***** INFORMATION PROVIDED

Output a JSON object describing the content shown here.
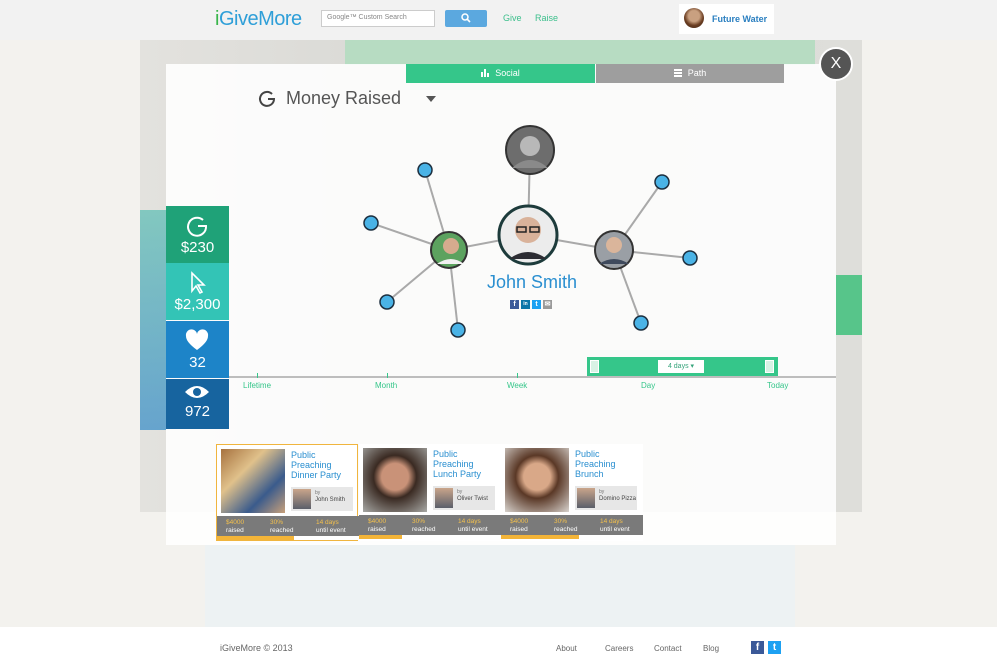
{
  "header": {
    "logo_prefix": "i",
    "logo_rest": "GiveMore",
    "search_placeholder": "Google™ Custom Search",
    "nav": [
      "Give",
      "Raise"
    ],
    "user_name": "Future Water"
  },
  "modal": {
    "close_label": "X",
    "tabs": [
      {
        "label": "Social",
        "active": true
      },
      {
        "label": "Path",
        "active": false
      }
    ],
    "metric": "Money Raised",
    "person_name": "John Smith",
    "socials": [
      "f",
      "in",
      "t",
      "✉"
    ]
  },
  "stats": [
    {
      "value": "$230",
      "icon": "give-icon",
      "color": "#1fa278"
    },
    {
      "value": "$2,300",
      "icon": "cursor-icon",
      "color": "#33c4b6"
    },
    {
      "value": "32",
      "icon": "heart-icon",
      "color": "#1d84c8"
    },
    {
      "value": "972",
      "icon": "eye-icon",
      "color": "#17649f"
    }
  ],
  "timeline": {
    "labels": [
      "Lifetime",
      "Month",
      "Week",
      "Day",
      "Today"
    ],
    "range_value": "4 days ▾"
  },
  "campaigns": [
    {
      "title": "Public Preaching Dinner Party",
      "by_prefix": "by",
      "by_name": "John Smith",
      "raised": "$4000",
      "raised_label": "raised",
      "reached": "30%",
      "reached_label": "reached",
      "days": "14 days",
      "days_label": "until event",
      "progress": 0.55,
      "selected": true
    },
    {
      "title": "Public Preaching Lunch Party",
      "by_prefix": "by",
      "by_name": "Oliver Twist",
      "raised": "$4000",
      "raised_label": "raised",
      "reached": "30%",
      "reached_label": "reached",
      "days": "14 days",
      "days_label": "until event",
      "progress": 0.3,
      "selected": false
    },
    {
      "title": "Public Preaching Brunch",
      "by_prefix": "by",
      "by_name": "Domino Pizza",
      "raised": "$4000",
      "raised_label": "raised",
      "reached": "30%",
      "reached_label": "reached",
      "days": "14 days",
      "days_label": "until event",
      "progress": 0.55,
      "selected": false
    }
  ],
  "footer": {
    "copyright": "iGiveMore © 2013",
    "links": [
      "About",
      "Careers",
      "Contact",
      "Blog"
    ],
    "social": [
      "f",
      "t"
    ]
  },
  "colors": {
    "accent": "#35c68a",
    "blue": "#2a8fd0",
    "progress": "#f3b438"
  }
}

**********

▶ _BRIEF_
All of the records above must be copied exactly, except for the pictures.

▶ _RESULT OF THIS TASK_
Output a JSON object describing the content shown here.
{
  "header": {
    "logo_prefix": "i",
    "logo_rest": "GiveMore",
    "search_placeholder": "Google™ Custom Search",
    "nav": [
      "Give",
      "Raise"
    ],
    "user_name": "Future Water"
  },
  "modal": {
    "close_label": "X",
    "tabs": [
      {
        "label": "Social",
        "active": true
      },
      {
        "label": "Path",
        "active": false
      }
    ],
    "metric": "Money Raised",
    "person_name": "John Smith",
    "socials": [
      "f",
      "in",
      "t",
      "✉"
    ]
  },
  "stats": [
    {
      "value": "$230",
      "icon": "give-icon",
      "color": "#1fa278"
    },
    {
      "value": "$2,300",
      "icon": "cursor-icon",
      "color": "#33c4b6"
    },
    {
      "value": "32",
      "icon": "heart-icon",
      "color": "#1d84c8"
    },
    {
      "value": "972",
      "icon": "eye-icon",
      "color": "#17649f"
    }
  ],
  "timeline": {
    "labels": [
      "Lifetime",
      "Month",
      "Week",
      "Day",
      "Today"
    ],
    "range_value": "4 days ▾"
  },
  "campaigns": [
    {
      "title": "Public Preaching Dinner Party",
      "by_prefix": "by",
      "by_name": "John Smith",
      "raised": "$4000",
      "raised_label": "raised",
      "reached": "30%",
      "reached_label": "reached",
      "days": "14 days",
      "days_label": "until event",
      "progress": 0.55,
      "selected": true
    },
    {
      "title": "Public Preaching Lunch Party",
      "by_prefix": "by",
      "by_name": "Oliver Twist",
      "raised": "$4000",
      "raised_label": "raised",
      "reached": "30%",
      "reached_label": "reached",
      "days": "14 days",
      "days_label": "until event",
      "progress": 0.3,
      "selected": false
    },
    {
      "title": "Public Preaching Brunch",
      "by_prefix": "by",
      "by_name": "Domino Pizza",
      "raised": "$4000",
      "raised_label": "raised",
      "reached": "30%",
      "reached_label": "reached",
      "days": "14 days",
      "days_label": "until event",
      "progress": 0.55,
      "selected": false
    }
  ],
  "footer": {
    "copyright": "iGiveMore © 2013",
    "links": [
      "About",
      "Careers",
      "Contact",
      "Blog"
    ],
    "social": [
      "f",
      "t"
    ]
  },
  "colors": {
    "accent": "#35c68a",
    "blue": "#2a8fd0",
    "progress": "#f3b438"
  }
}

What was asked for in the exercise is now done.